◆ Records from a data source ◆
┏━━

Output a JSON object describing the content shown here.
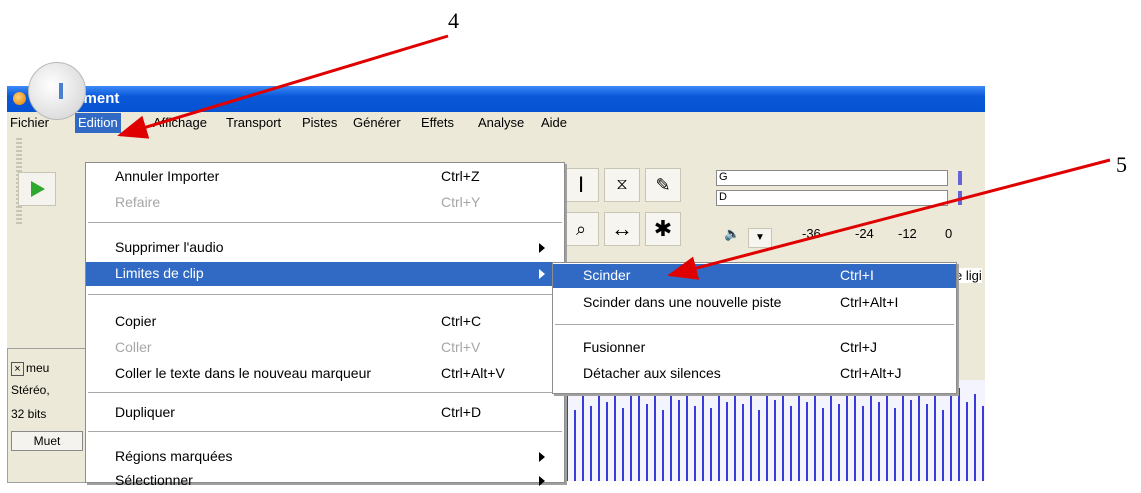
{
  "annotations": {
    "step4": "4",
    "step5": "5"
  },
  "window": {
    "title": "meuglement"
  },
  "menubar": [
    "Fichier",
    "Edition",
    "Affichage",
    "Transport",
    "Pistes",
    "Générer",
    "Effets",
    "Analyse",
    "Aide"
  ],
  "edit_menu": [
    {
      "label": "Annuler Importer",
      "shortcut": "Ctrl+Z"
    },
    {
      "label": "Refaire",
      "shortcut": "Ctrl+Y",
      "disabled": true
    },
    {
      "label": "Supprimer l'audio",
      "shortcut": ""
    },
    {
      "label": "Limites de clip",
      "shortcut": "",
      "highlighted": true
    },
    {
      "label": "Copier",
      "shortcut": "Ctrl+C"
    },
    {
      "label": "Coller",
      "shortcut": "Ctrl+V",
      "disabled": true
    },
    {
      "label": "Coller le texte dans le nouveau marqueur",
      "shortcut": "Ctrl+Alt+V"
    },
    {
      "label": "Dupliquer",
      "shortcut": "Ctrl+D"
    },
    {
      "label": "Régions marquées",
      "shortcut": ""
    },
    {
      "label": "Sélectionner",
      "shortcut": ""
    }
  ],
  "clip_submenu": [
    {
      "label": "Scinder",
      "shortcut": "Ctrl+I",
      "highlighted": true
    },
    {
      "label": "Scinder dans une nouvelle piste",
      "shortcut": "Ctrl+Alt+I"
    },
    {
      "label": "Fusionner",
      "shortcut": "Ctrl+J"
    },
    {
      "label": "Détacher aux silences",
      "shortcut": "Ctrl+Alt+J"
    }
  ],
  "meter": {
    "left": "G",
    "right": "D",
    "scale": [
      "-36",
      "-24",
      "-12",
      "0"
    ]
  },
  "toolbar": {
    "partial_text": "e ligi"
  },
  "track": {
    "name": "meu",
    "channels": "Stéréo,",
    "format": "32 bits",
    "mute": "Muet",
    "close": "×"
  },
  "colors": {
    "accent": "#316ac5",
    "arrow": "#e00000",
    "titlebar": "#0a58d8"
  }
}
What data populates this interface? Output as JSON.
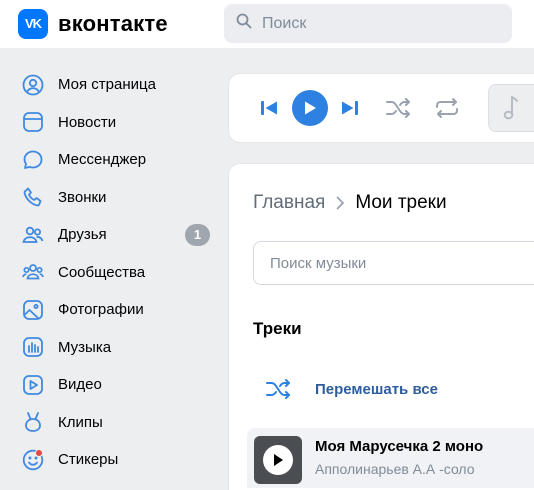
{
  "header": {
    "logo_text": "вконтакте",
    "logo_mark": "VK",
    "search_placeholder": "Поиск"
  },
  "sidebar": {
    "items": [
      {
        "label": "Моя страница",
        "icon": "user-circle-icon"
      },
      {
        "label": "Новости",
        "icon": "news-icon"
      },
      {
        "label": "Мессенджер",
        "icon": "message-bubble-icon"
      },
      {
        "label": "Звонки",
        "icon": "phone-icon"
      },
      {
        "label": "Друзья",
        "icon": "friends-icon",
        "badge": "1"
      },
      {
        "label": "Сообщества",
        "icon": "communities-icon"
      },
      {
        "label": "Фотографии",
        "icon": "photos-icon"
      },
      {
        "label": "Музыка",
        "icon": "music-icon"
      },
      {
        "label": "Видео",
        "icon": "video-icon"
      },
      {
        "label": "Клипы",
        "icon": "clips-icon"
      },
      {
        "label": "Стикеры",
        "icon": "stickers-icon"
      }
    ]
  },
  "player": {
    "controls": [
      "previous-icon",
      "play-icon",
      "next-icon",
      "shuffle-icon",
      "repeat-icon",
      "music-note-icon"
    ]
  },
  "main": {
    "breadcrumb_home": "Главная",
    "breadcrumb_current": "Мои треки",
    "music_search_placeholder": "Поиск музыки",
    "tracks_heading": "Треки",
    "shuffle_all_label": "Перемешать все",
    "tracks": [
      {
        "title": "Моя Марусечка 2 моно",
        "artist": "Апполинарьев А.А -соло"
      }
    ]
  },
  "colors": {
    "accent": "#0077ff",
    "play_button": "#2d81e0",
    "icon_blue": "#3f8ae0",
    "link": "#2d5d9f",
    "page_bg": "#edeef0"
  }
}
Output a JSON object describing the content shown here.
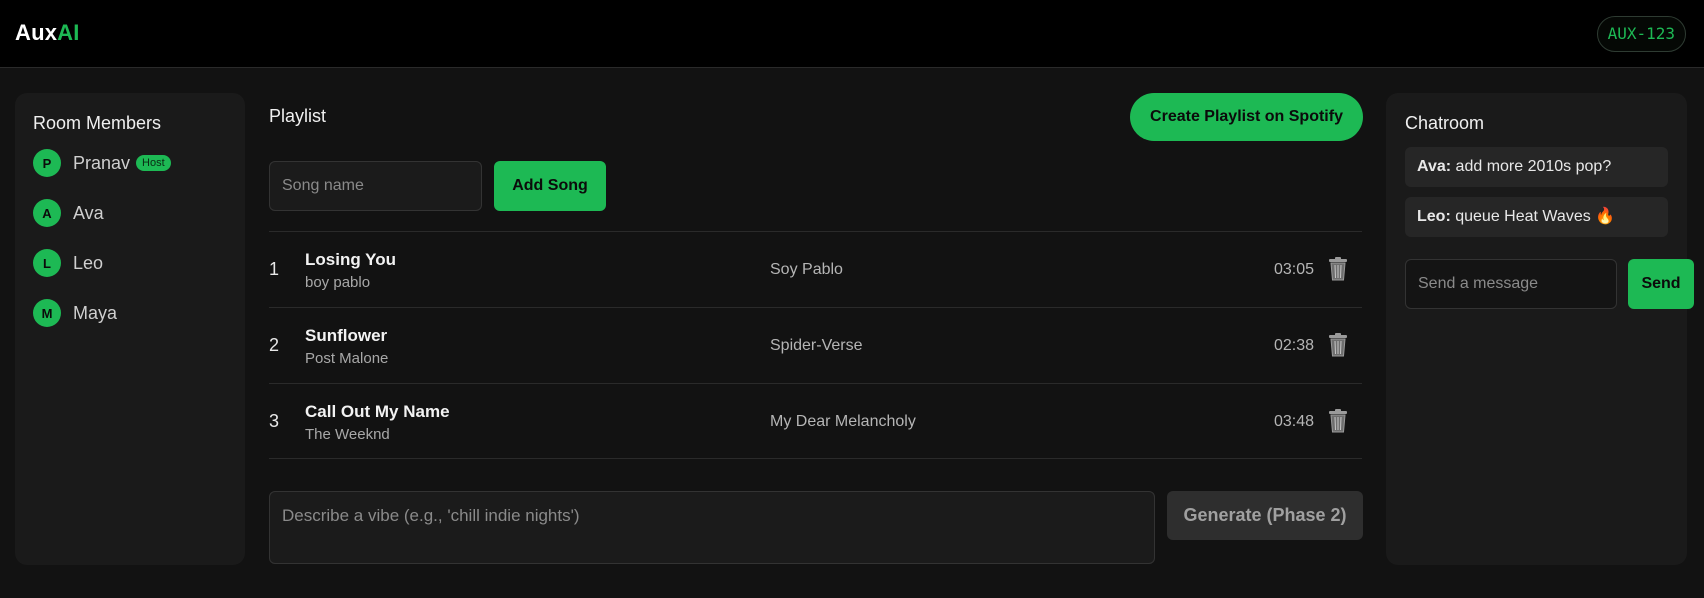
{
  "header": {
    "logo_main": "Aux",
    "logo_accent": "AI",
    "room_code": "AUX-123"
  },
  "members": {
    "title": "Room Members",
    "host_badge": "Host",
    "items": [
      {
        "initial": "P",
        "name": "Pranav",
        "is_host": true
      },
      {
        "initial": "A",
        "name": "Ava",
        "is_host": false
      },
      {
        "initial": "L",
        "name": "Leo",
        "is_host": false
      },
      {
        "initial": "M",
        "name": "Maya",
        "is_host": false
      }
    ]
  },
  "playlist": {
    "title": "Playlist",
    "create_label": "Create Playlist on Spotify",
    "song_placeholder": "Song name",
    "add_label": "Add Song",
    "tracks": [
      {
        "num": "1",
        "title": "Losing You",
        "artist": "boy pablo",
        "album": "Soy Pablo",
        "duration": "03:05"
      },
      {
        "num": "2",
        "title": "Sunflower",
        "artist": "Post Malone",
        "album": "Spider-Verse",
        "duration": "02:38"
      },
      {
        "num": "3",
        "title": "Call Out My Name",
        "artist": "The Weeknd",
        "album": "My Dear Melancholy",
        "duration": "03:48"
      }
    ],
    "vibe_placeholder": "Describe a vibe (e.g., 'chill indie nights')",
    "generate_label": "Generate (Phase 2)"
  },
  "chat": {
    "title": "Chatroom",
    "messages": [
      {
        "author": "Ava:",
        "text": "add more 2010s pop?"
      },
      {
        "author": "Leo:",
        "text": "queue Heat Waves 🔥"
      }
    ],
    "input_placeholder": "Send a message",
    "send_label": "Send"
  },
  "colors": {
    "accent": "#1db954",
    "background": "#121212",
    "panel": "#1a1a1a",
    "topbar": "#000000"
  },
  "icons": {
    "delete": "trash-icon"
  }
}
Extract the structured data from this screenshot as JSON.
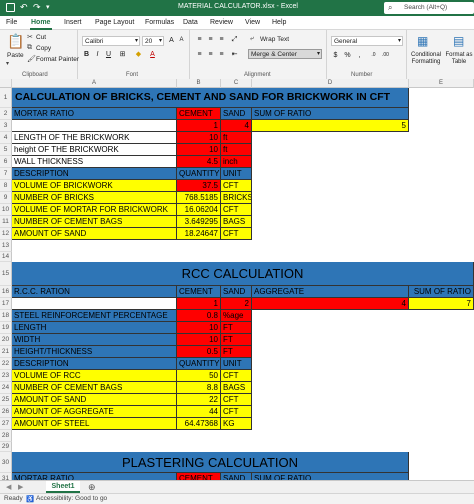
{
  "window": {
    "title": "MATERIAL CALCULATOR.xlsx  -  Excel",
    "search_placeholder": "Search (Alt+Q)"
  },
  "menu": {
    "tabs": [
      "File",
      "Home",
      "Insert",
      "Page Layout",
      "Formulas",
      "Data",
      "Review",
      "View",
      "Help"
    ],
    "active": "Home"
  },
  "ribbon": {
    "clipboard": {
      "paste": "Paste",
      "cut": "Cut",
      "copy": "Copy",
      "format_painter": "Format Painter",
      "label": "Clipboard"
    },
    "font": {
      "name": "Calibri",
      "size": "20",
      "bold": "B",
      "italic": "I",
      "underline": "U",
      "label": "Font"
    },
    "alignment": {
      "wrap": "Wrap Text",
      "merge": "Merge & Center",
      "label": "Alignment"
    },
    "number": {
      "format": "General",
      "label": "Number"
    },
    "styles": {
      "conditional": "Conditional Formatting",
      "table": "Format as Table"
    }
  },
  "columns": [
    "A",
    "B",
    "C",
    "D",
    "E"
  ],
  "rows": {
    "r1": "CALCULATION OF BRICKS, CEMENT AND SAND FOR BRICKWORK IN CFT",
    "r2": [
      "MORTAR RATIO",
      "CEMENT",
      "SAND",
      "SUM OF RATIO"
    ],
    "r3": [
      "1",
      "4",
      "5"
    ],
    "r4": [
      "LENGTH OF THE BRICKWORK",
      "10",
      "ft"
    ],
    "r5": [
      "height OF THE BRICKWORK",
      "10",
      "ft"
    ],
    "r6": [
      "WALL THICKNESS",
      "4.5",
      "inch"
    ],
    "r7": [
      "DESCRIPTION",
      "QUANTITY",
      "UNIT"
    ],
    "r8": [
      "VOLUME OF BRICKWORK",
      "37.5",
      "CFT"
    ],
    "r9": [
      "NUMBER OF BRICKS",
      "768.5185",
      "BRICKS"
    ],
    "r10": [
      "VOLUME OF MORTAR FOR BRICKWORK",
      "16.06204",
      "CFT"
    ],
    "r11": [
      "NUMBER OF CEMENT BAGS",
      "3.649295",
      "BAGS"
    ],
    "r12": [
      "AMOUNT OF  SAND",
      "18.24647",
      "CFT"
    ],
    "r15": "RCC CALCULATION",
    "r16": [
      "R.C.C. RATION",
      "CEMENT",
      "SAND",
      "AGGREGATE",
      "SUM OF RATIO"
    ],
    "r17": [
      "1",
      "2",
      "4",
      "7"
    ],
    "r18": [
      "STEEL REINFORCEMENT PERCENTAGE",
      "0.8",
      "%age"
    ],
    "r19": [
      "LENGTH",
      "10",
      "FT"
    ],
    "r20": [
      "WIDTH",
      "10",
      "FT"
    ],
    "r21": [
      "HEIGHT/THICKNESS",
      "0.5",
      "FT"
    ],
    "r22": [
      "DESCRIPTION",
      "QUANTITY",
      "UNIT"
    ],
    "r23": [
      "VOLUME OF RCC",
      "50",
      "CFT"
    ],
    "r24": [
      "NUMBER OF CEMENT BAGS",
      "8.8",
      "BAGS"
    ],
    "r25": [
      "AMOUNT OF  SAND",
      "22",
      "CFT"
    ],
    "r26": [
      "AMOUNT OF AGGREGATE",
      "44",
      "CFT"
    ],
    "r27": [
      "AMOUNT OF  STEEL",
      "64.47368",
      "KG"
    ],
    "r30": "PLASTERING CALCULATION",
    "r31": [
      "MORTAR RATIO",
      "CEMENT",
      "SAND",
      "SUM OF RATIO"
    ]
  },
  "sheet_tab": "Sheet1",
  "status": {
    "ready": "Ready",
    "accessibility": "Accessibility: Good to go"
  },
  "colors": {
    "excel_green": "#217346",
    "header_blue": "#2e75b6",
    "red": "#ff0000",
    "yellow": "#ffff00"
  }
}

┗━━

◆ SET TASK ◆
Collect the lines of the records that include the string "Song".

◆ TASK OUTPUT ◆
    "song_placeholder": "Song name",
    "add_label": "Add Song",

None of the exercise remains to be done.